■ THE REQUEST:
Records follow. Select each line holding "болото".

■ INFORMATION SUPPLIED:
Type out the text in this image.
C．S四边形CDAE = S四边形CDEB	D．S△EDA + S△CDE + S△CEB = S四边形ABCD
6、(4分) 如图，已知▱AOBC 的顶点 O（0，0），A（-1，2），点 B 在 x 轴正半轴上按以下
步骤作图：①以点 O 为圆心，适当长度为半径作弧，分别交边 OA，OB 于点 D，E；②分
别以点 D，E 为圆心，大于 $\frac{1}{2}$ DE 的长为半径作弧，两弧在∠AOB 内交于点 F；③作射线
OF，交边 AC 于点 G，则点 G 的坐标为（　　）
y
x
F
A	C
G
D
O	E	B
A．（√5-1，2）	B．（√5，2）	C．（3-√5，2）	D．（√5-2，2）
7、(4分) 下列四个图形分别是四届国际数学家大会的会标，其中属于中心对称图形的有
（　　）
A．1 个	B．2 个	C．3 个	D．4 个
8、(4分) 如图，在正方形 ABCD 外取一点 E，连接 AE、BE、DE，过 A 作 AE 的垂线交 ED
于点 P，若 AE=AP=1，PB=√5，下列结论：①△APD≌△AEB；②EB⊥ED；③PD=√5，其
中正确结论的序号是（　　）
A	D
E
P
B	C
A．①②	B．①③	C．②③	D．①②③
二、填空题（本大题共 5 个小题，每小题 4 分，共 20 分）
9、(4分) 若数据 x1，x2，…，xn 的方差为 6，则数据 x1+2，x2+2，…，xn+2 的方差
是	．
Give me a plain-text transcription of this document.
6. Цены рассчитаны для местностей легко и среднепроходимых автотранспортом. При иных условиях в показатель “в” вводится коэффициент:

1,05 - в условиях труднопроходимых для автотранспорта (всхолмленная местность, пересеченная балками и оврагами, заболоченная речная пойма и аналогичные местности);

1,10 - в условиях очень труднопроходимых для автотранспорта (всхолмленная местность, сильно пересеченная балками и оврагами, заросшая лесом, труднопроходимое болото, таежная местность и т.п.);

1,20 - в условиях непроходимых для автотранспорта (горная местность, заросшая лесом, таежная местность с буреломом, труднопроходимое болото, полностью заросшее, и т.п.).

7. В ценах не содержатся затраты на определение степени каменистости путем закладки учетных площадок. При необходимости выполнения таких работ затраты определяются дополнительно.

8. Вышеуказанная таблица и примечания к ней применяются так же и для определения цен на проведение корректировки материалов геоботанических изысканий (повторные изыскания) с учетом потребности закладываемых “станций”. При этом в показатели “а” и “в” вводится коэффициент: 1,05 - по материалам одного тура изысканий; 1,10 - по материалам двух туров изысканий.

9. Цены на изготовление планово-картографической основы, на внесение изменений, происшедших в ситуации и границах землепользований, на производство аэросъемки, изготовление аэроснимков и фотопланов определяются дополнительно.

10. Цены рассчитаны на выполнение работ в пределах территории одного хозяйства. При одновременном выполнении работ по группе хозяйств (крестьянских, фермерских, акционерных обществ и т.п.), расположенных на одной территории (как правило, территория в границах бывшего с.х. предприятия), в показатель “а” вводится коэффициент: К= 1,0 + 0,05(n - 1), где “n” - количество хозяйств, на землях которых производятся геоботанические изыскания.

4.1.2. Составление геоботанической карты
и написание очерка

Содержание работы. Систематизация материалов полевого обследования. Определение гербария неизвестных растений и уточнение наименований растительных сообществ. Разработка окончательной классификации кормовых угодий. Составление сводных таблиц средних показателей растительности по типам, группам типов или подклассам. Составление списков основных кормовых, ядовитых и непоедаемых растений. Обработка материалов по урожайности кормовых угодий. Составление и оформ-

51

■ EXERCISE RESULT:
1,10 - в условиях очень труднопроходимых для автотранспорта (всхолмленная местность, сильно пересеченная балками и оврагами, заросшая лесом, труднопроходимое болото, таежная местность и т.п.);
1,20 - в условиях непроходимых для автотранспорта (горная местность, заросшая лесом, таежная местность с буреломом, труднопроходимое болото, полностью заросшее, и т.п.).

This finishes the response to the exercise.